Data to process:

::::::::::

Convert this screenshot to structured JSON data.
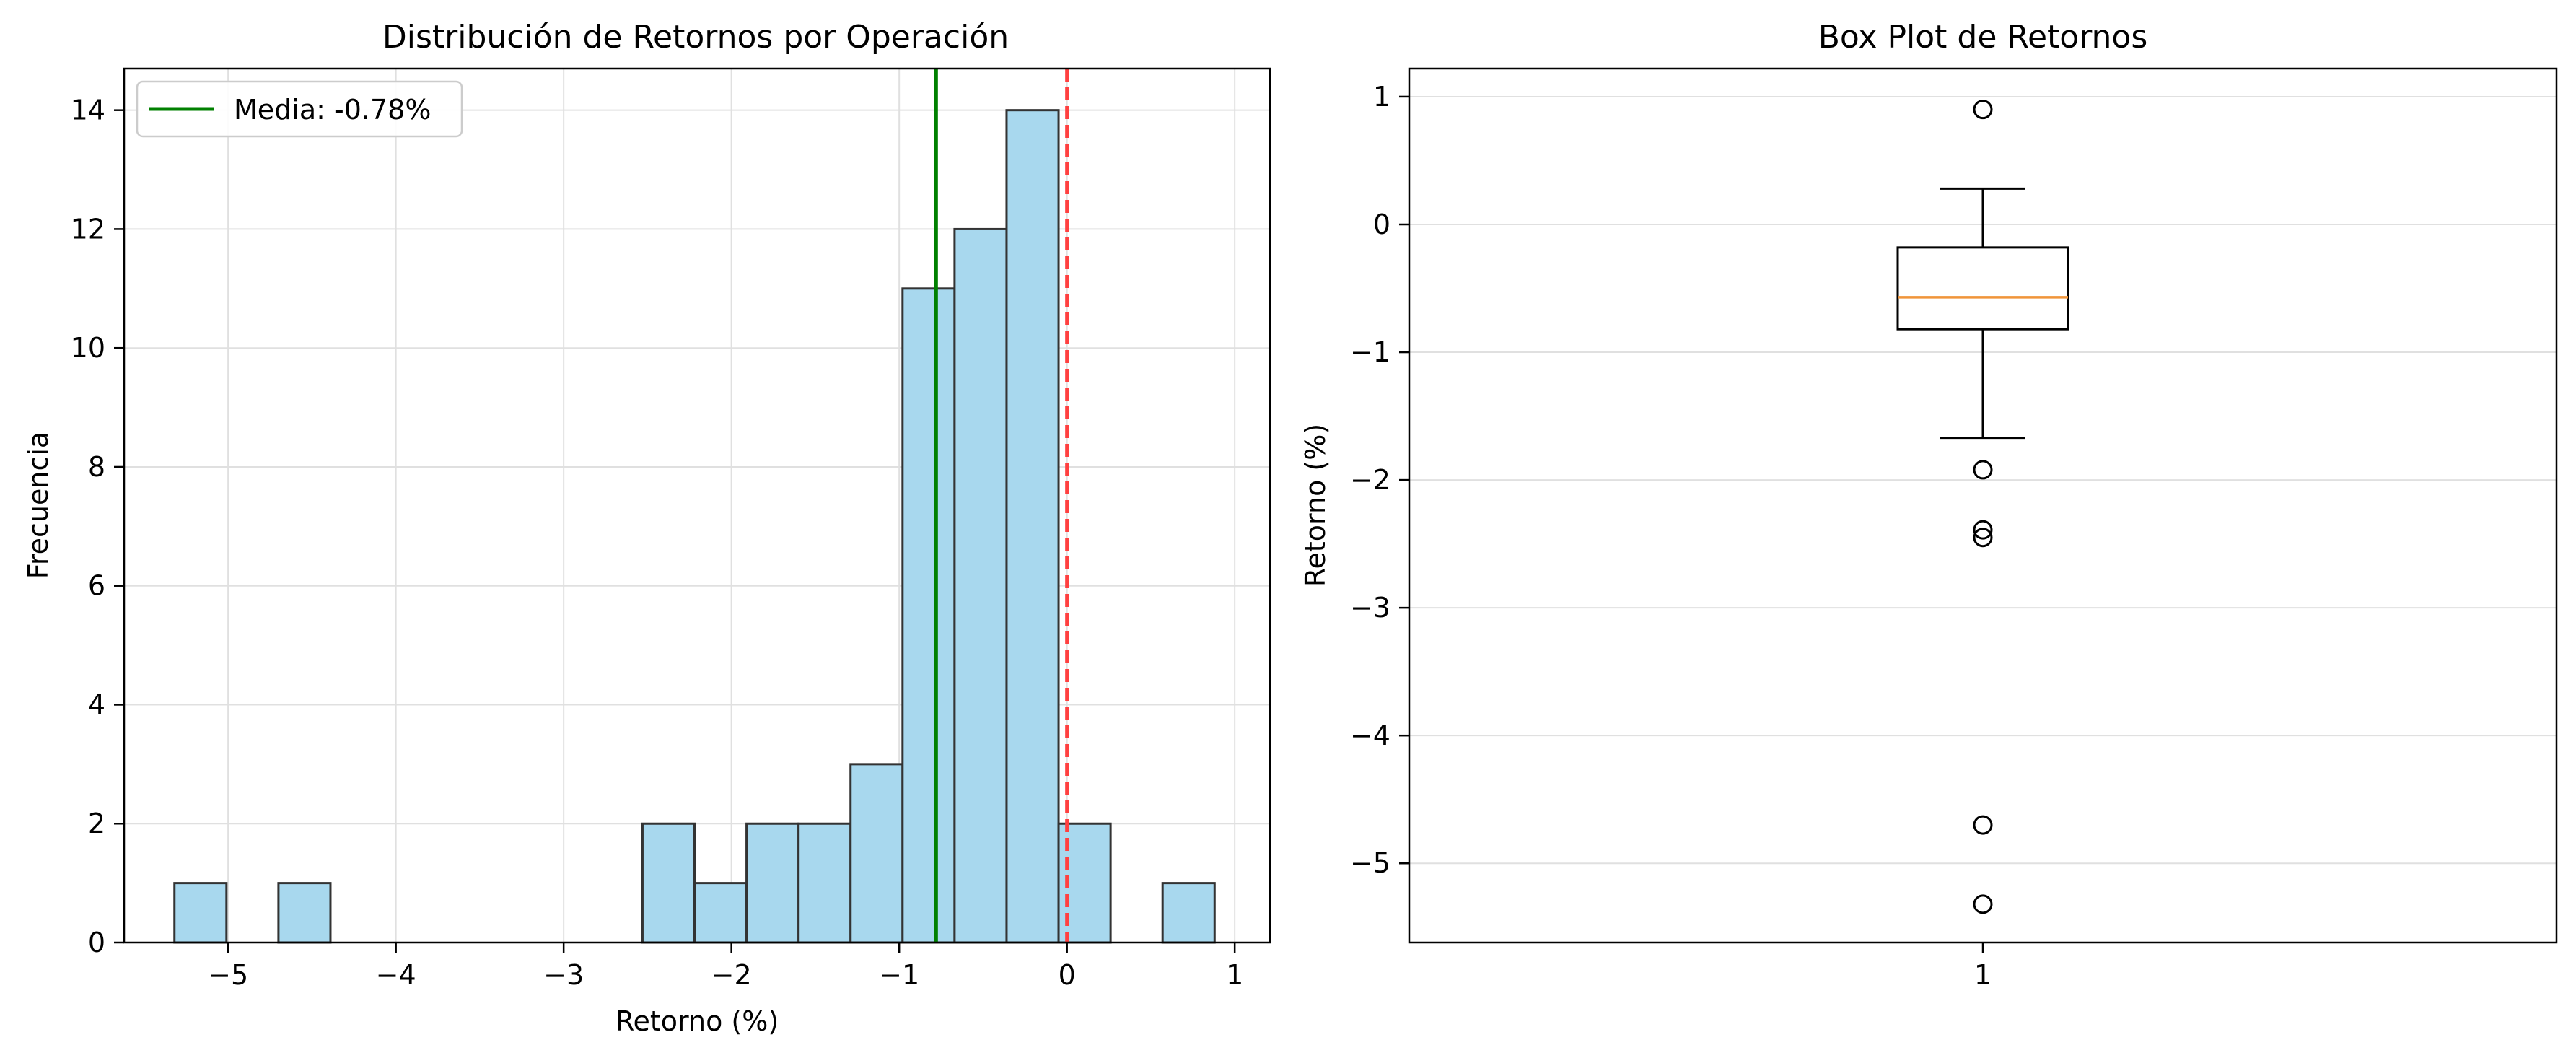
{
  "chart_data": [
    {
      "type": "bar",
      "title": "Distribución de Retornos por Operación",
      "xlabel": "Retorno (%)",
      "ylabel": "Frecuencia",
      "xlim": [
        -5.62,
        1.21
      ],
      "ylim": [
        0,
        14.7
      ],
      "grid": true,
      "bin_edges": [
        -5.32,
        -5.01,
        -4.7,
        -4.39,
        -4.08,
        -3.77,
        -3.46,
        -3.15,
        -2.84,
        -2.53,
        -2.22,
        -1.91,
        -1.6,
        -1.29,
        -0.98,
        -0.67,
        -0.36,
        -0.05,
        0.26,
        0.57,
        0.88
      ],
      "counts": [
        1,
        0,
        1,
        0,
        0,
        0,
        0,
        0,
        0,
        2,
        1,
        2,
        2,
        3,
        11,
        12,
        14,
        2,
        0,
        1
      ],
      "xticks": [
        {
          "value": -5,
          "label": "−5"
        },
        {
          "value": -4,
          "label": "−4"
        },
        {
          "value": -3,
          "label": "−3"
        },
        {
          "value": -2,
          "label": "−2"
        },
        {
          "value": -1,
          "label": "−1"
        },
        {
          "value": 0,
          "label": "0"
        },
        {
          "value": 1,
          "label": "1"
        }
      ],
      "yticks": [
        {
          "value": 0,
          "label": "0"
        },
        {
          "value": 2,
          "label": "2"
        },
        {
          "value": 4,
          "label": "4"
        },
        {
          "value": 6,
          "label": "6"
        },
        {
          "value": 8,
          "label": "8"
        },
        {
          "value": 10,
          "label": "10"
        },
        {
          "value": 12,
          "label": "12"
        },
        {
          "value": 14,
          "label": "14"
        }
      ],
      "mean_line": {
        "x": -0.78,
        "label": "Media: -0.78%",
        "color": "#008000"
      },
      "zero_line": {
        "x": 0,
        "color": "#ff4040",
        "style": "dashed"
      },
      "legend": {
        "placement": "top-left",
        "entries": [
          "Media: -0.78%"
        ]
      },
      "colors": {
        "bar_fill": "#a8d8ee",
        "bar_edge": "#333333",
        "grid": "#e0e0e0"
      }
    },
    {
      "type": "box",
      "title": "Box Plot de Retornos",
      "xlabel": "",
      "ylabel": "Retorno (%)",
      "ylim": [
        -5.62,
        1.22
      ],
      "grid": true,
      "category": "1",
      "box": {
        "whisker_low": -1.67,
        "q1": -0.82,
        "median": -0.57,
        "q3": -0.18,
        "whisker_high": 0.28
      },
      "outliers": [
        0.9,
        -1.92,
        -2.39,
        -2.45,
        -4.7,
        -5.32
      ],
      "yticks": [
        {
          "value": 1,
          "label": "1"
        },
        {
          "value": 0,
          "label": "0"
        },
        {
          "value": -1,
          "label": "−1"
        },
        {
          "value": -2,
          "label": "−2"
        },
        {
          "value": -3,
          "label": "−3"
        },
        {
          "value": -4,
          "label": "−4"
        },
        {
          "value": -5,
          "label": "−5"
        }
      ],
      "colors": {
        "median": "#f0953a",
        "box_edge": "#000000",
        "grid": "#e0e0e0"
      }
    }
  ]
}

::::::::::

Written exercise: Your copy should repeat each entry above exactly but contain no pictures.

Result below:
Convert this screenshot to structured JSON data.
{
  "chart_data": [
    {
      "type": "bar",
      "title": "Distribución de Retornos por Operación",
      "xlabel": "Retorno (%)",
      "ylabel": "Frecuencia",
      "xlim": [
        -5.62,
        1.21
      ],
      "ylim": [
        0,
        14.7
      ],
      "grid": true,
      "bin_edges": [
        -5.32,
        -5.01,
        -4.7,
        -4.39,
        -4.08,
        -3.77,
        -3.46,
        -3.15,
        -2.84,
        -2.53,
        -2.22,
        -1.91,
        -1.6,
        -1.29,
        -0.98,
        -0.67,
        -0.36,
        -0.05,
        0.26,
        0.57,
        0.88
      ],
      "counts": [
        1,
        0,
        1,
        0,
        0,
        0,
        0,
        0,
        0,
        2,
        1,
        2,
        2,
        3,
        11,
        12,
        14,
        2,
        0,
        1
      ],
      "xticks": [
        {
          "value": -5,
          "label": "−5"
        },
        {
          "value": -4,
          "label": "−4"
        },
        {
          "value": -3,
          "label": "−3"
        },
        {
          "value": -2,
          "label": "−2"
        },
        {
          "value": -1,
          "label": "−1"
        },
        {
          "value": 0,
          "label": "0"
        },
        {
          "value": 1,
          "label": "1"
        }
      ],
      "yticks": [
        {
          "value": 0,
          "label": "0"
        },
        {
          "value": 2,
          "label": "2"
        },
        {
          "value": 4,
          "label": "4"
        },
        {
          "value": 6,
          "label": "6"
        },
        {
          "value": 8,
          "label": "8"
        },
        {
          "value": 10,
          "label": "10"
        },
        {
          "value": 12,
          "label": "12"
        },
        {
          "value": 14,
          "label": "14"
        }
      ],
      "mean_line": {
        "x": -0.78,
        "label": "Media: -0.78%",
        "color": "#008000"
      },
      "zero_line": {
        "x": 0,
        "color": "#ff4040",
        "style": "dashed"
      },
      "legend": {
        "placement": "top-left",
        "entries": [
          "Media: -0.78%"
        ]
      },
      "colors": {
        "bar_fill": "#a8d8ee",
        "bar_edge": "#333333",
        "grid": "#e0e0e0"
      }
    },
    {
      "type": "box",
      "title": "Box Plot de Retornos",
      "xlabel": "",
      "ylabel": "Retorno (%)",
      "ylim": [
        -5.62,
        1.22
      ],
      "grid": true,
      "category": "1",
      "box": {
        "whisker_low": -1.67,
        "q1": -0.82,
        "median": -0.57,
        "q3": -0.18,
        "whisker_high": 0.28
      },
      "outliers": [
        0.9,
        -1.92,
        -2.39,
        -2.45,
        -4.7,
        -5.32
      ],
      "yticks": [
        {
          "value": 1,
          "label": "1"
        },
        {
          "value": 0,
          "label": "0"
        },
        {
          "value": -1,
          "label": "−1"
        },
        {
          "value": -2,
          "label": "−2"
        },
        {
          "value": -3,
          "label": "−3"
        },
        {
          "value": -4,
          "label": "−4"
        },
        {
          "value": -5,
          "label": "−5"
        }
      ],
      "colors": {
        "median": "#f0953a",
        "box_edge": "#000000",
        "grid": "#e0e0e0"
      }
    }
  ]
}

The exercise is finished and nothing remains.